In the text below about safety-net cuts and the "new vulnerable," what share of students entering the one-year Licensed Practical Nurse Program already hold Bachelor's degrees?

TEXT PASSAGE
-=-=-

One of the state's most respected public policy and anti-poverty advocates is Troy Hutson, the head of the state department of Social and Health Services Economic Services Division. Troy is from Guyana and is an attorney and an RN who created a a model education and jobs program with the Washington Hospital Association.
We are in a very tough situation right now where the state is making sharp and painful cuts in the safety net at the same time more and more people are falling out of the middle class and into the torn net. Troy pointed out that the inability to serve these "newly vulnerable" isn't the only problem.
Another problem is that the "existing vulnerable" populations of struggling families, mentally ill, disabled and other citizens are being displaced by a new wave of people previously ineligible for services - the "new vulnerable".
Community college classes targeted towards students struggling to move up the job ladder into higher wage jobs are now competing with better qualified students who have lost their jobs in more traditional industries. I'm told that 30% of the students entering the one year Licensed Practical Nurse Program already have Bachelor's degrees. Students trying to move up from 6 week Certified Nursing Assistant programs are being displaced by better qualified students.
New immigrants, the disabled, mentally ill and people who struggle with addiction or who are trying to recover from other misfortunes are now competing with better educated and savvier folks who recently lost their jobs.
I'm not suggesting that we caps these programs but we need to think this through. Clearly, one thing we need to do is rethink how we operate and fund our social net.

-=-=-

DATA EXCERPTS
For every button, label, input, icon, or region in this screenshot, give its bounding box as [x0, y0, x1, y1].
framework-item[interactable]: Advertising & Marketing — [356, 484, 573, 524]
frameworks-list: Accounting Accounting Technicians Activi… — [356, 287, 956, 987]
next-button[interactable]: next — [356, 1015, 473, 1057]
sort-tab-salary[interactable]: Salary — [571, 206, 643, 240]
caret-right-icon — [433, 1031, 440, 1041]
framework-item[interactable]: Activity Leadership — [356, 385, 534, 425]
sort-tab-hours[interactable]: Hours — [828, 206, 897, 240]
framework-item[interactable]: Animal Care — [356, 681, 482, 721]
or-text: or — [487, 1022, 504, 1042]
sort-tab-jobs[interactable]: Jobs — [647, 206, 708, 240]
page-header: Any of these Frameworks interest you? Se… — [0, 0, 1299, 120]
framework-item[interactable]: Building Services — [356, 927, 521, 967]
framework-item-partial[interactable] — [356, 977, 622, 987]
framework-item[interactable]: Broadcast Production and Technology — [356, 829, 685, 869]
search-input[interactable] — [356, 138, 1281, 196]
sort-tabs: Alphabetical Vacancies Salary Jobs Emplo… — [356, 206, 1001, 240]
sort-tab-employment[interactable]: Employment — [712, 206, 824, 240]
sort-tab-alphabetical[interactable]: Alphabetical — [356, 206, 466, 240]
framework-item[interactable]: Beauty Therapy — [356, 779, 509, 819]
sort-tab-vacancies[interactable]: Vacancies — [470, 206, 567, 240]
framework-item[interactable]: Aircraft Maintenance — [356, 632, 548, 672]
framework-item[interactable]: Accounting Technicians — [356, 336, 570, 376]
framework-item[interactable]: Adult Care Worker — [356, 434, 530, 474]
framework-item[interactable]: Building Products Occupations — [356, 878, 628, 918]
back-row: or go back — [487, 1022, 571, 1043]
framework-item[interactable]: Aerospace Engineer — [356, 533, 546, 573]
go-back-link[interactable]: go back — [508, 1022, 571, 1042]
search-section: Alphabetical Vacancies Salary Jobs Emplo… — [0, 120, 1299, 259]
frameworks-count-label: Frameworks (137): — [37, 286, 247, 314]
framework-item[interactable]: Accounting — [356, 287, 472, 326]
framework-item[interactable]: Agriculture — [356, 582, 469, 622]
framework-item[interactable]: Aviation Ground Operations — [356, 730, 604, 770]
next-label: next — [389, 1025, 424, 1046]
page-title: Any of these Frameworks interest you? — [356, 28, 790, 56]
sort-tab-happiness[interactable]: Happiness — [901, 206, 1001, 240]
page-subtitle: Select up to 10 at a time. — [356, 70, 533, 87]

-=-=-

EXERCISE RESULT
30%